* OBJECTIVE:
Leave the pictures out and print every record below exactly as it stands.
===== DATASET EXCERPTS =====
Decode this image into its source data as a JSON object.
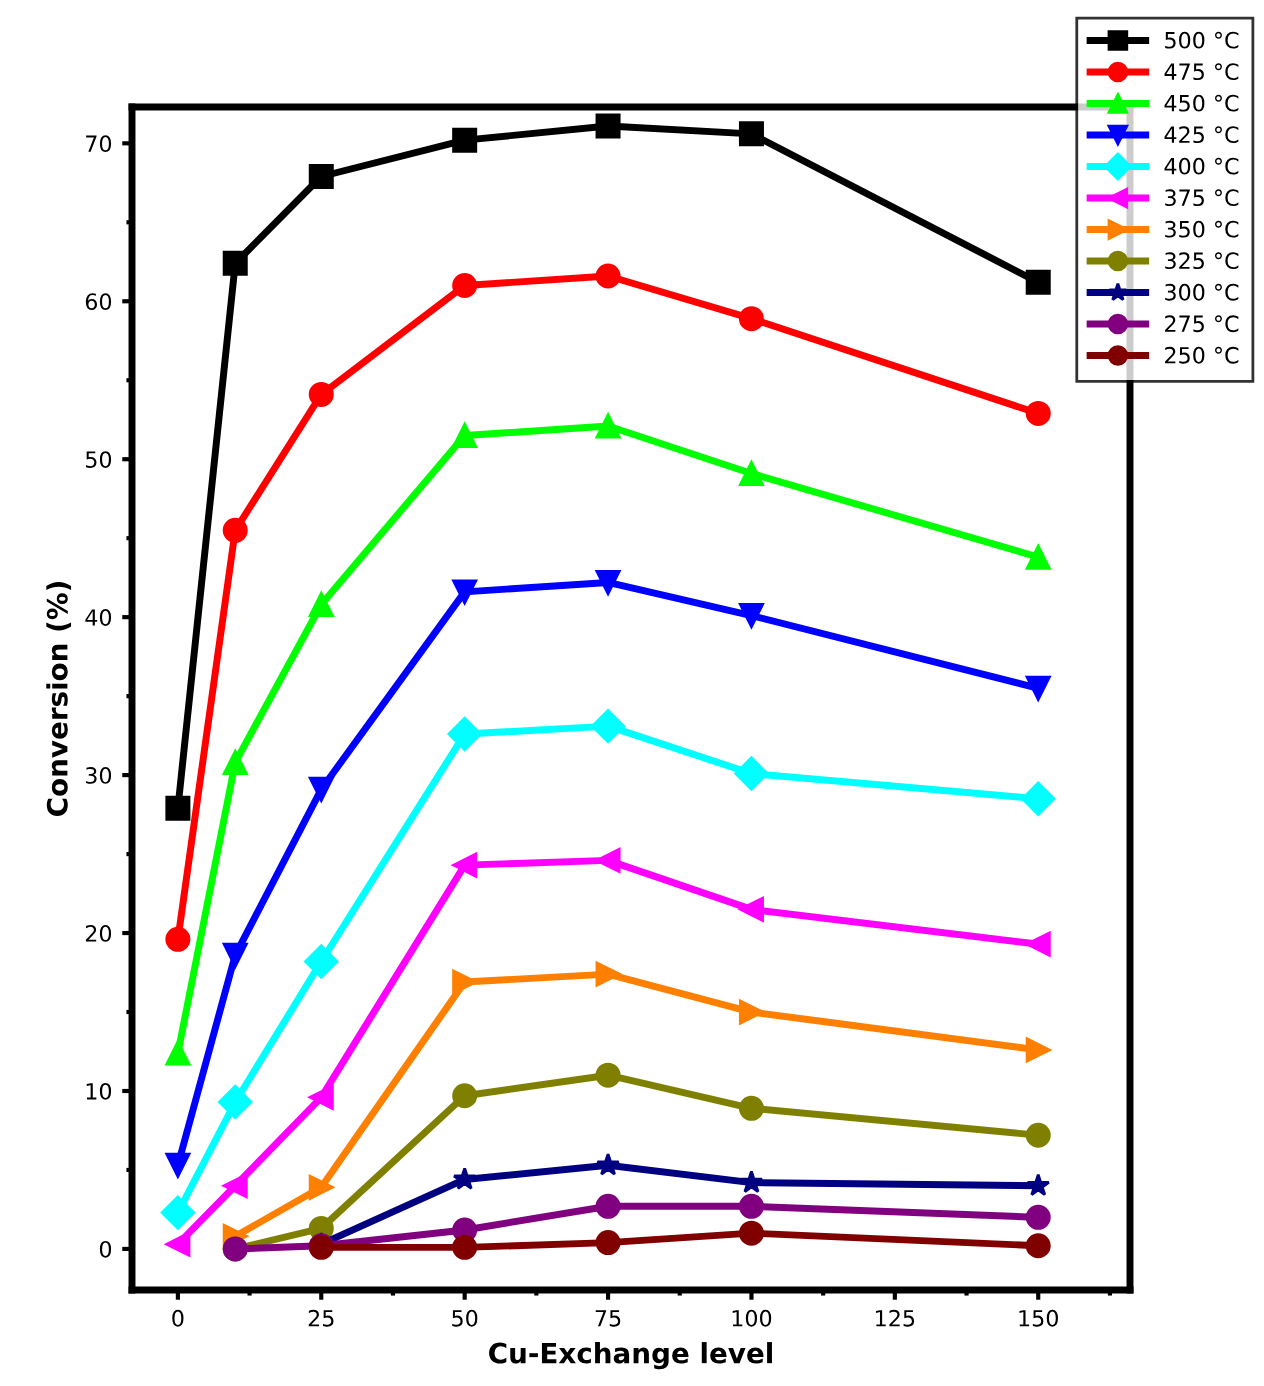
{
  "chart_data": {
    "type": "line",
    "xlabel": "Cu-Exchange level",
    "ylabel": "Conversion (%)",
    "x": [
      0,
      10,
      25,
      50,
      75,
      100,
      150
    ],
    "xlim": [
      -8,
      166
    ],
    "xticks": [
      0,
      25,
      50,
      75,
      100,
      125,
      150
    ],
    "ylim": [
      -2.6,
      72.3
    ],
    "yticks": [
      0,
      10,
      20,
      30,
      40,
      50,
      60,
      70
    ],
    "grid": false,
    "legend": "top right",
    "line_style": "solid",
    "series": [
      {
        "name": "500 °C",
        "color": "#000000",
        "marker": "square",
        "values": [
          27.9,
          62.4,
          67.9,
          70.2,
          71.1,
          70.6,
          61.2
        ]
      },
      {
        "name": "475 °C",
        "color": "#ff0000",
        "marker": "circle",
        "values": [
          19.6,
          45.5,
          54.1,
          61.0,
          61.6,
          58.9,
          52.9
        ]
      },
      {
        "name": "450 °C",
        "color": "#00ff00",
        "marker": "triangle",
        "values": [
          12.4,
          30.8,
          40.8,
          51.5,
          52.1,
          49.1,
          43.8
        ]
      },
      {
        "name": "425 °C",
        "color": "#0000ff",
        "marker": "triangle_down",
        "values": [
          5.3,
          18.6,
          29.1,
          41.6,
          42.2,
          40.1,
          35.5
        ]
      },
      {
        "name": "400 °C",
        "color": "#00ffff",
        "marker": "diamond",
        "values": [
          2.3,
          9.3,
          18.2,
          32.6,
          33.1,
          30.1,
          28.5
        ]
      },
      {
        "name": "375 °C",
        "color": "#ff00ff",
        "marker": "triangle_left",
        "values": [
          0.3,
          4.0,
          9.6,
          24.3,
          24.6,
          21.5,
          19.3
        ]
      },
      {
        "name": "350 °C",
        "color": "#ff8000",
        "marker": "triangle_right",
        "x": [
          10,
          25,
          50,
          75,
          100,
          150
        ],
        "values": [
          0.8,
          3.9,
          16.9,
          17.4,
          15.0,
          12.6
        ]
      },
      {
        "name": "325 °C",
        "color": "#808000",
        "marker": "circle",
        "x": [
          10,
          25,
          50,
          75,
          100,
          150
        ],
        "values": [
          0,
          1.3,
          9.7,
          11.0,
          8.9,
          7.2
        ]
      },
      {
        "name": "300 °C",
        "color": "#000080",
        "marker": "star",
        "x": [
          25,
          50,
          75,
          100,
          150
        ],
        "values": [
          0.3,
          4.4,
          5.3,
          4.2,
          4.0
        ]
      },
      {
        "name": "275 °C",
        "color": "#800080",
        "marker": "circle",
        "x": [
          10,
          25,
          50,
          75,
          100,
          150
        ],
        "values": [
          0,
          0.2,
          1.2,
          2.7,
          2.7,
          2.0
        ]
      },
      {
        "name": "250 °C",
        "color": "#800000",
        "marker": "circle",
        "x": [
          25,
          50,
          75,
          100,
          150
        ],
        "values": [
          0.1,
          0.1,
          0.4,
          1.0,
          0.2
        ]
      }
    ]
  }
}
=====
* PROBLEM SOLUTION:
Decode this image into its source data as a JSON object.
{
  "chart_data": {
    "type": "line",
    "xlabel": "Cu-Exchange level",
    "ylabel": "Conversion (%)",
    "x": [
      0,
      10,
      25,
      50,
      75,
      100,
      150
    ],
    "xlim": [
      -8,
      166
    ],
    "xticks": [
      0,
      25,
      50,
      75,
      100,
      125,
      150
    ],
    "ylim": [
      -2.6,
      72.3
    ],
    "yticks": [
      0,
      10,
      20,
      30,
      40,
      50,
      60,
      70
    ],
    "grid": false,
    "legend": "top right",
    "line_style": "solid",
    "series": [
      {
        "name": "500 °C",
        "color": "#000000",
        "marker": "square",
        "values": [
          27.9,
          62.4,
          67.9,
          70.2,
          71.1,
          70.6,
          61.2
        ]
      },
      {
        "name": "475 °C",
        "color": "#ff0000",
        "marker": "circle",
        "values": [
          19.6,
          45.5,
          54.1,
          61.0,
          61.6,
          58.9,
          52.9
        ]
      },
      {
        "name": "450 °C",
        "color": "#00ff00",
        "marker": "triangle",
        "values": [
          12.4,
          30.8,
          40.8,
          51.5,
          52.1,
          49.1,
          43.8
        ]
      },
      {
        "name": "425 °C",
        "color": "#0000ff",
        "marker": "triangle_down",
        "values": [
          5.3,
          18.6,
          29.1,
          41.6,
          42.2,
          40.1,
          35.5
        ]
      },
      {
        "name": "400 °C",
        "color": "#00ffff",
        "marker": "diamond",
        "values": [
          2.3,
          9.3,
          18.2,
          32.6,
          33.1,
          30.1,
          28.5
        ]
      },
      {
        "name": "375 °C",
        "color": "#ff00ff",
        "marker": "triangle_left",
        "values": [
          0.3,
          4.0,
          9.6,
          24.3,
          24.6,
          21.5,
          19.3
        ]
      },
      {
        "name": "350 °C",
        "color": "#ff8000",
        "marker": "triangle_right",
        "x": [
          10,
          25,
          50,
          75,
          100,
          150
        ],
        "values": [
          0.8,
          3.9,
          16.9,
          17.4,
          15.0,
          12.6
        ]
      },
      {
        "name": "325 °C",
        "color": "#808000",
        "marker": "circle",
        "x": [
          10,
          25,
          50,
          75,
          100,
          150
        ],
        "values": [
          0,
          1.3,
          9.7,
          11.0,
          8.9,
          7.2
        ]
      },
      {
        "name": "300 °C",
        "color": "#000080",
        "marker": "star",
        "x": [
          25,
          50,
          75,
          100,
          150
        ],
        "values": [
          0.3,
          4.4,
          5.3,
          4.2,
          4.0
        ]
      },
      {
        "name": "275 °C",
        "color": "#800080",
        "marker": "circle",
        "x": [
          10,
          25,
          50,
          75,
          100,
          150
        ],
        "values": [
          0,
          0.2,
          1.2,
          2.7,
          2.7,
          2.0
        ]
      },
      {
        "name": "250 °C",
        "color": "#800000",
        "marker": "circle",
        "x": [
          25,
          50,
          75,
          100,
          150
        ],
        "values": [
          0.1,
          0.1,
          0.4,
          1.0,
          0.2
        ]
      }
    ]
  }
}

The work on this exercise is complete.